▶ _REQUIREMENTS_
Reproduce the entries word for word, from the first line through the line containing "text-run: Let — [78, 269, 120, 298]".

Region boundary data
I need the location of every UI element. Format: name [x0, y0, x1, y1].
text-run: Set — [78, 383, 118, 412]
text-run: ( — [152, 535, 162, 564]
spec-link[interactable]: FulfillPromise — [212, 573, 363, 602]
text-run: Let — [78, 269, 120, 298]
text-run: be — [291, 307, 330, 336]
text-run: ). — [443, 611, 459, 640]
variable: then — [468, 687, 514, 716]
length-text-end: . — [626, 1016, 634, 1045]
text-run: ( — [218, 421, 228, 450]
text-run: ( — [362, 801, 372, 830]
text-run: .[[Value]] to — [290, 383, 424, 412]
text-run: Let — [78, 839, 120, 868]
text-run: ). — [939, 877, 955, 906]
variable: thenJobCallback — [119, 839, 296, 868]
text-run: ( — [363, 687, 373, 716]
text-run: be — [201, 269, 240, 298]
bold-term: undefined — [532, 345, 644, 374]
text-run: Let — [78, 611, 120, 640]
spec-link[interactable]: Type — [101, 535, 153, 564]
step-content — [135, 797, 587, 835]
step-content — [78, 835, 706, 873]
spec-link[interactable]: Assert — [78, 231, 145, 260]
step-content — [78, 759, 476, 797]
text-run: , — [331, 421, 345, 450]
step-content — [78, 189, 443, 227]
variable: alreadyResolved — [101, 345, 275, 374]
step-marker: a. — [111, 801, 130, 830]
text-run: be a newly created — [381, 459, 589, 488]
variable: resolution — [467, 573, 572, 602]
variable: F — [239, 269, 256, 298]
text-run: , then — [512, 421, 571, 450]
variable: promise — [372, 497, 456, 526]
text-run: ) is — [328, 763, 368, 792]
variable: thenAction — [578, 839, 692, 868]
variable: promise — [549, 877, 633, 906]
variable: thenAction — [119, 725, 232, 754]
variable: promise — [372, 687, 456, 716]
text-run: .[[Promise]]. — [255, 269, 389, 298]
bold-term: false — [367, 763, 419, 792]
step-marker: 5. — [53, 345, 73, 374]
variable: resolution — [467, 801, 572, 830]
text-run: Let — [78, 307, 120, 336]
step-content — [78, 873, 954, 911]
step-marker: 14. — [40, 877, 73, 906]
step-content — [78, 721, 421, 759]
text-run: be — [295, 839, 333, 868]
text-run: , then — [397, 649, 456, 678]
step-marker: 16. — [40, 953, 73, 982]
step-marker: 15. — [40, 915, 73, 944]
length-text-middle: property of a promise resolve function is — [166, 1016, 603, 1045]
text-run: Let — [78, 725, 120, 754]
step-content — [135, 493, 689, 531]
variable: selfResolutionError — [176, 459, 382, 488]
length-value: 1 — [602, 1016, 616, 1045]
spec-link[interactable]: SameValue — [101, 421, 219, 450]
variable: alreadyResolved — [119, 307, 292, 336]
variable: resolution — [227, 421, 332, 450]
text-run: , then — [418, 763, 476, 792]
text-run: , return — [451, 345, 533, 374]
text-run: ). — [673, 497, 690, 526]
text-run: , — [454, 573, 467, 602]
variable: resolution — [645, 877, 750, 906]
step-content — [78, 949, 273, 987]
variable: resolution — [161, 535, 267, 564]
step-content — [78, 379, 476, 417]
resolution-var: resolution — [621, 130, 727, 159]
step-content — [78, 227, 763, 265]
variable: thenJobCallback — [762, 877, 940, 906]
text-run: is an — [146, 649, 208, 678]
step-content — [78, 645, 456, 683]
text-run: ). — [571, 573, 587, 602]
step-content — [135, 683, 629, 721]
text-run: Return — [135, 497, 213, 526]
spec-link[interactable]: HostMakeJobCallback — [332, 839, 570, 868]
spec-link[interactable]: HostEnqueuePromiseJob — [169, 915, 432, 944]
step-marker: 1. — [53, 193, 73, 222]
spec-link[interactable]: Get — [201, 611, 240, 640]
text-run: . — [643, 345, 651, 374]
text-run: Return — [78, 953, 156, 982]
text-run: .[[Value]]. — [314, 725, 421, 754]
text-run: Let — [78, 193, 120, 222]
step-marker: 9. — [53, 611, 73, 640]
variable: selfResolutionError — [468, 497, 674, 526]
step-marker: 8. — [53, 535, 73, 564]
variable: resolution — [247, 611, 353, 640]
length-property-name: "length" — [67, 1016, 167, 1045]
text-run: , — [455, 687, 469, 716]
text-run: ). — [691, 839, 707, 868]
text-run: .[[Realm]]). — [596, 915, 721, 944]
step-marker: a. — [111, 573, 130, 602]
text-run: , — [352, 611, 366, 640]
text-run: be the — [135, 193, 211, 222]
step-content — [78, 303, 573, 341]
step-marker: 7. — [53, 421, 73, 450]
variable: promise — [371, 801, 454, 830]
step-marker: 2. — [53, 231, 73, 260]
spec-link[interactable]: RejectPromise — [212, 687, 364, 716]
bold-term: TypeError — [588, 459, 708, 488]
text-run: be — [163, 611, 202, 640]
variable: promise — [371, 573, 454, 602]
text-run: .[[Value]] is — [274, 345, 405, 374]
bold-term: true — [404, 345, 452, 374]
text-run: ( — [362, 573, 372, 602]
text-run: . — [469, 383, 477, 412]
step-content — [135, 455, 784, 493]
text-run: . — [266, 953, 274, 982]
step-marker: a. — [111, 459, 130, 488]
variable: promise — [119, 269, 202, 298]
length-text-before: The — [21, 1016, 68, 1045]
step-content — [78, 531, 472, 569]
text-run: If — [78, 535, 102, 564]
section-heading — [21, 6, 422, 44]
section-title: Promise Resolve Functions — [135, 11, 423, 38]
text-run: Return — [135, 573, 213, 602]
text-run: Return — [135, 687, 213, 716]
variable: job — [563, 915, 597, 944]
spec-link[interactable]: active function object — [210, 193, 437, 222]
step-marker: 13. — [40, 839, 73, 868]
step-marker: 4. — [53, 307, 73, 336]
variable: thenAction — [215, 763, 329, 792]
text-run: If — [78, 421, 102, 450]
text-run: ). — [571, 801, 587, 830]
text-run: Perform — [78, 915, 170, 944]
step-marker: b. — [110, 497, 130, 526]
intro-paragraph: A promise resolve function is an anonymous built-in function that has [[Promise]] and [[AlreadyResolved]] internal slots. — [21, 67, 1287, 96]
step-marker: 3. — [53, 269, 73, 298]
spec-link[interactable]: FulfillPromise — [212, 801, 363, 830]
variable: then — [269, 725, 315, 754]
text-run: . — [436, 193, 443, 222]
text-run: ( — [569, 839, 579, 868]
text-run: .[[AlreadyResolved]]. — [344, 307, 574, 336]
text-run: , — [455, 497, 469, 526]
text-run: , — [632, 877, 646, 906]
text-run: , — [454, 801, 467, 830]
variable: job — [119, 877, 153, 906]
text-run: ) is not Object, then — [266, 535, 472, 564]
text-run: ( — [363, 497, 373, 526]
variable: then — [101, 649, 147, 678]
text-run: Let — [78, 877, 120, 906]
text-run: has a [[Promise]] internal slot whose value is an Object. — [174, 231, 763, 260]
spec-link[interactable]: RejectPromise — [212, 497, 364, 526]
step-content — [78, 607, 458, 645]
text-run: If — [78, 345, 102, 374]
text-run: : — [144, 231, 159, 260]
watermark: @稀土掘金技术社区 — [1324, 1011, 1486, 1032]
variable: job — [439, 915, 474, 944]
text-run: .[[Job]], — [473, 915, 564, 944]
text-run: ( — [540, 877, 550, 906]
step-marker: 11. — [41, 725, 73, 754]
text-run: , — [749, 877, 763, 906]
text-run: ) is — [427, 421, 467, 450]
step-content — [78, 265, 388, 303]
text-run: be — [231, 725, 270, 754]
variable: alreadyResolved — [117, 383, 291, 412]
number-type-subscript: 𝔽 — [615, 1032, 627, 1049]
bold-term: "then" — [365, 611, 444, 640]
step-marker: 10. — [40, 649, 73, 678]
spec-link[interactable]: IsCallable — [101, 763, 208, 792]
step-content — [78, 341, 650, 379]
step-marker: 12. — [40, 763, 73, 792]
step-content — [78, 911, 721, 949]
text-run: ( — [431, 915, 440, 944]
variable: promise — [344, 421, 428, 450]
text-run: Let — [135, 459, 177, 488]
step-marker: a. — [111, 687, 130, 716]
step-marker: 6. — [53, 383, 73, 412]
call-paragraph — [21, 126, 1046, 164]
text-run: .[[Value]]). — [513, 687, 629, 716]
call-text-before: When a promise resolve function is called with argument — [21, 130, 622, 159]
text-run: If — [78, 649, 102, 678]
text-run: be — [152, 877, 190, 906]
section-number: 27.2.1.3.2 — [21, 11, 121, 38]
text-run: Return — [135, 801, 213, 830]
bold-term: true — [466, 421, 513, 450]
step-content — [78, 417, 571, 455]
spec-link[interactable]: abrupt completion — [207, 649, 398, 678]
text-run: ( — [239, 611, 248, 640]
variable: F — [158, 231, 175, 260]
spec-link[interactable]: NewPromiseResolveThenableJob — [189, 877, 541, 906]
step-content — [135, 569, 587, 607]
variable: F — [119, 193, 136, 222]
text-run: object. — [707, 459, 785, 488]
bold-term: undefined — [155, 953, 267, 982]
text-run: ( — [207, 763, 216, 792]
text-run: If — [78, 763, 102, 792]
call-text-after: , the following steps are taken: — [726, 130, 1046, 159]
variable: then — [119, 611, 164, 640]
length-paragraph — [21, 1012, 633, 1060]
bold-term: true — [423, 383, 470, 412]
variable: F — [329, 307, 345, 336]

▶ _RIGHT ANSWER_
I need the location of every UI element. Format: name [x0, y0, x1, y1].
text-run: Set — [78, 383, 118, 412]
text-run: ( — [152, 535, 162, 564]
spec-link[interactable]: FulfillPromise — [212, 573, 363, 602]
text-run: Let — [78, 269, 120, 298]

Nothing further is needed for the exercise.